[Entries with figure data]
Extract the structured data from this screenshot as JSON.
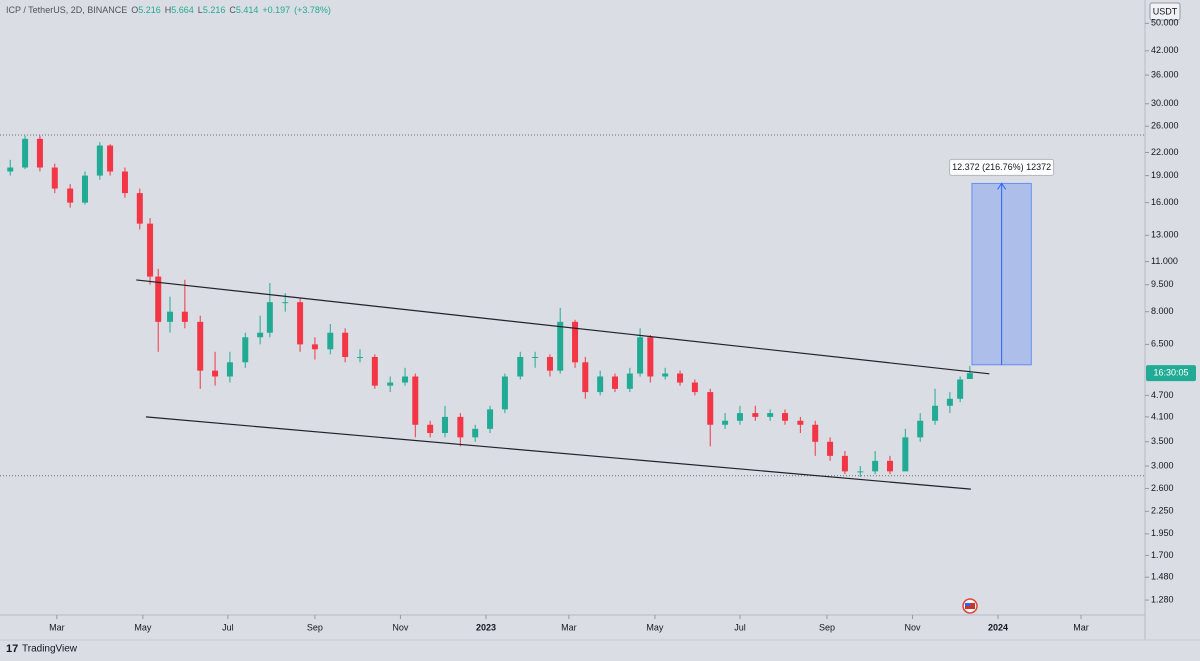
{
  "chart_data": {
    "type": "candlestick",
    "header": {
      "symbol": "ICP / TetherUS, 2D, BINANCE",
      "ohlc": [
        {
          "label": "O",
          "value": 5.216
        },
        {
          "label": "H",
          "value": 5.664
        },
        {
          "label": "L",
          "value": 5.216
        },
        {
          "label": "C",
          "value": 5.414
        }
      ],
      "change": {
        "value": 0.197,
        "label": "+0.197"
      },
      "change_pct": {
        "value": 3.78,
        "label": "(+3.78%)"
      }
    },
    "currency": "USDT",
    "countdown": "16:30:05",
    "log_scale": true,
    "grid": false,
    "up_color": "#22ab94",
    "down_color": "#f23645",
    "ylim": [
      1.164,
      58
    ],
    "yticks": [
      {
        "value": 1.28,
        "label": "1.280"
      },
      {
        "value": 1.48,
        "label": "1.480"
      },
      {
        "value": 1.7,
        "label": "1.700"
      },
      {
        "value": 1.95,
        "label": "1.950"
      },
      {
        "value": 2.25,
        "label": "2.250"
      },
      {
        "value": 2.6,
        "label": "2.600"
      },
      {
        "value": 3,
        "label": "3.000"
      },
      {
        "value": 3.5,
        "label": "3.500"
      },
      {
        "value": 4.1,
        "label": "4.100"
      },
      {
        "value": 4.7,
        "label": "4.700"
      },
      {
        "value": 6.5,
        "label": "6.500"
      },
      {
        "value": 8,
        "label": "8.000"
      },
      {
        "value": 9.5,
        "label": "9.500"
      },
      {
        "value": 11,
        "label": "11.000"
      },
      {
        "value": 13,
        "label": "13.000"
      },
      {
        "value": 16,
        "label": "16.000"
      },
      {
        "value": 19,
        "label": "19.000"
      },
      {
        "value": 22,
        "label": "22.000"
      },
      {
        "value": 26,
        "label": "26.000"
      },
      {
        "value": 30,
        "label": "30.000"
      },
      {
        "value": 36,
        "label": "36.000"
      },
      {
        "value": 42,
        "label": "42.000"
      },
      {
        "value": 50,
        "label": "50.000"
      }
    ],
    "xlim": [
      2022.051,
      2024.287
    ],
    "xticks": [
      {
        "value": 2022.162,
        "label": "Mar"
      },
      {
        "value": 2022.33,
        "label": "May"
      },
      {
        "value": 2022.496,
        "label": "Jul"
      },
      {
        "value": 2022.666,
        "label": "Sep"
      },
      {
        "value": 2022.833,
        "label": "Nov"
      },
      2023,
      {
        "value": 2023.162,
        "label": "Mar"
      },
      {
        "value": 2023.33,
        "label": "May"
      },
      {
        "value": 2023.496,
        "label": "Jul"
      },
      {
        "value": 2023.666,
        "label": "Sep"
      },
      {
        "value": 2023.833,
        "label": "Nov"
      },
      2024,
      {
        "value": 2024.162,
        "label": "Mar"
      }
    ],
    "x": [
      2022.071,
      2022.1,
      2022.129,
      2022.158,
      2022.188,
      2022.217,
      2022.246,
      2022.266,
      2022.295,
      2022.324,
      2022.344,
      2022.36,
      2022.383,
      2022.412,
      2022.442,
      2022.471,
      2022.5,
      2022.53,
      2022.559,
      2022.578,
      2022.608,
      2022.637,
      2022.666,
      2022.696,
      2022.725,
      2022.754,
      2022.783,
      2022.813,
      2022.842,
      2022.862,
      2022.891,
      2022.92,
      2022.95,
      2022.979,
      2023.008,
      2023.037,
      2023.067,
      2023.096,
      2023.125,
      2023.145,
      2023.174,
      2023.194,
      2023.223,
      2023.252,
      2023.281,
      2023.301,
      2023.321,
      2023.35,
      2023.379,
      2023.408,
      2023.438,
      2023.467,
      2023.496,
      2023.526,
      2023.555,
      2023.584,
      2023.614,
      2023.643,
      2023.672,
      2023.701,
      2023.731,
      2023.76,
      2023.789,
      2023.819,
      2023.848,
      2023.877,
      2023.906,
      2023.926,
      2023.945
    ],
    "series": [
      {
        "name": "ICP / TetherUS",
        "ohlc": [
          [
            19.5,
            21,
            19,
            20
          ],
          [
            20,
            24.5,
            19.8,
            24
          ],
          [
            24,
            24.5,
            19.5,
            20
          ],
          [
            20,
            20.5,
            17,
            17.5
          ],
          [
            17.5,
            18,
            15.5,
            16
          ],
          [
            16,
            19.5,
            15.8,
            19
          ],
          [
            19,
            23.5,
            18.5,
            23
          ],
          [
            23,
            23.2,
            19,
            19.5
          ],
          [
            19.5,
            20,
            16.5,
            17
          ],
          [
            17,
            17.5,
            13.5,
            14
          ],
          [
            14,
            14.5,
            9.5,
            10
          ],
          [
            10,
            10.5,
            6.2,
            7.5
          ],
          [
            7.5,
            8.8,
            7,
            8
          ],
          [
            8,
            9.8,
            7.2,
            7.5
          ],
          [
            7.5,
            7.8,
            4.9,
            5.5
          ],
          [
            5.5,
            6.2,
            5,
            5.3
          ],
          [
            5.3,
            6.2,
            5.1,
            5.8
          ],
          [
            5.8,
            7,
            5.6,
            6.8
          ],
          [
            6.8,
            7.8,
            6.5,
            7
          ],
          [
            7,
            9.6,
            6.8,
            8.5
          ],
          [
            8.5,
            9,
            8,
            8.5
          ],
          [
            8.5,
            8.7,
            6.2,
            6.5
          ],
          [
            6.5,
            6.8,
            5.9,
            6.3
          ],
          [
            6.3,
            7.4,
            6.1,
            7
          ],
          [
            7,
            7.2,
            5.8,
            6
          ],
          [
            6,
            6.3,
            5.8,
            6
          ],
          [
            6,
            6.1,
            4.9,
            5
          ],
          [
            5,
            5.3,
            4.8,
            5.1
          ],
          [
            5.1,
            5.6,
            5,
            5.3
          ],
          [
            5.3,
            5.4,
            3.6,
            3.9
          ],
          [
            3.9,
            4,
            3.6,
            3.7
          ],
          [
            3.7,
            4.4,
            3.6,
            4.1
          ],
          [
            4.1,
            4.2,
            3.4,
            3.6
          ],
          [
            3.6,
            3.9,
            3.5,
            3.8
          ],
          [
            3.8,
            4.4,
            3.7,
            4.3
          ],
          [
            4.3,
            5.4,
            4.2,
            5.3
          ],
          [
            5.3,
            6.2,
            5.2,
            6
          ],
          [
            6,
            6.2,
            5.6,
            6
          ],
          [
            6,
            6.1,
            5.3,
            5.5
          ],
          [
            5.5,
            8.2,
            5.4,
            7.5
          ],
          [
            7.5,
            7.6,
            5.6,
            5.8
          ],
          [
            5.8,
            6,
            4.6,
            4.8
          ],
          [
            4.8,
            5.5,
            4.7,
            5.3
          ],
          [
            5.3,
            5.4,
            4.8,
            4.9
          ],
          [
            4.9,
            5.6,
            4.8,
            5.4
          ],
          [
            5.4,
            7.2,
            5.3,
            6.8
          ],
          [
            6.8,
            6.9,
            5.1,
            5.3
          ],
          [
            5.3,
            5.6,
            5.2,
            5.4
          ],
          [
            5.4,
            5.5,
            5,
            5.1
          ],
          [
            5.1,
            5.2,
            4.7,
            4.8
          ],
          [
            4.8,
            4.9,
            3.4,
            3.9
          ],
          [
            3.9,
            4.2,
            3.8,
            4
          ],
          [
            4,
            4.4,
            3.9,
            4.2
          ],
          [
            4.2,
            4.4,
            4,
            4.1
          ],
          [
            4.1,
            4.3,
            4,
            4.2
          ],
          [
            4.2,
            4.3,
            3.9,
            4
          ],
          [
            4,
            4.1,
            3.7,
            3.9
          ],
          [
            3.9,
            4,
            3.2,
            3.5
          ],
          [
            3.5,
            3.6,
            3.1,
            3.2
          ],
          [
            3.2,
            3.3,
            2.85,
            2.9
          ],
          [
            2.9,
            3,
            2.8,
            2.9
          ],
          [
            2.9,
            3.3,
            2.85,
            3.1
          ],
          [
            3.1,
            3.2,
            2.85,
            2.9
          ],
          [
            2.9,
            3.8,
            2.9,
            3.6
          ],
          [
            3.6,
            4.2,
            3.5,
            4
          ],
          [
            4,
            4.9,
            3.9,
            4.4
          ],
          [
            4.4,
            4.8,
            4.2,
            4.6
          ],
          [
            4.6,
            5.3,
            4.5,
            5.2
          ],
          [
            5.216,
            5.664,
            5.216,
            5.414
          ]
        ]
      }
    ],
    "trendlines": [
      {
        "x": [
          2022.317,
          2023.983
        ],
        "y": [
          9.79,
          5.39
        ],
        "color": "#1e222d"
      },
      {
        "x": [
          2022.336,
          2023.947
        ],
        "y": [
          4.1,
          2.59
        ],
        "color": "#1e222d"
      }
    ],
    "horizontal_lines": [
      24.6,
      2.82
    ],
    "measure": {
      "x": [
        2023.949,
        2024.065
      ],
      "from": 5.708,
      "to": 18.08,
      "label": "12.372 (216.76%) 12372",
      "color": "#2962ff"
    },
    "brand": "TradingView"
  }
}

Aim → Write down only how many lines in the listing contain the word "from".

Task result → 2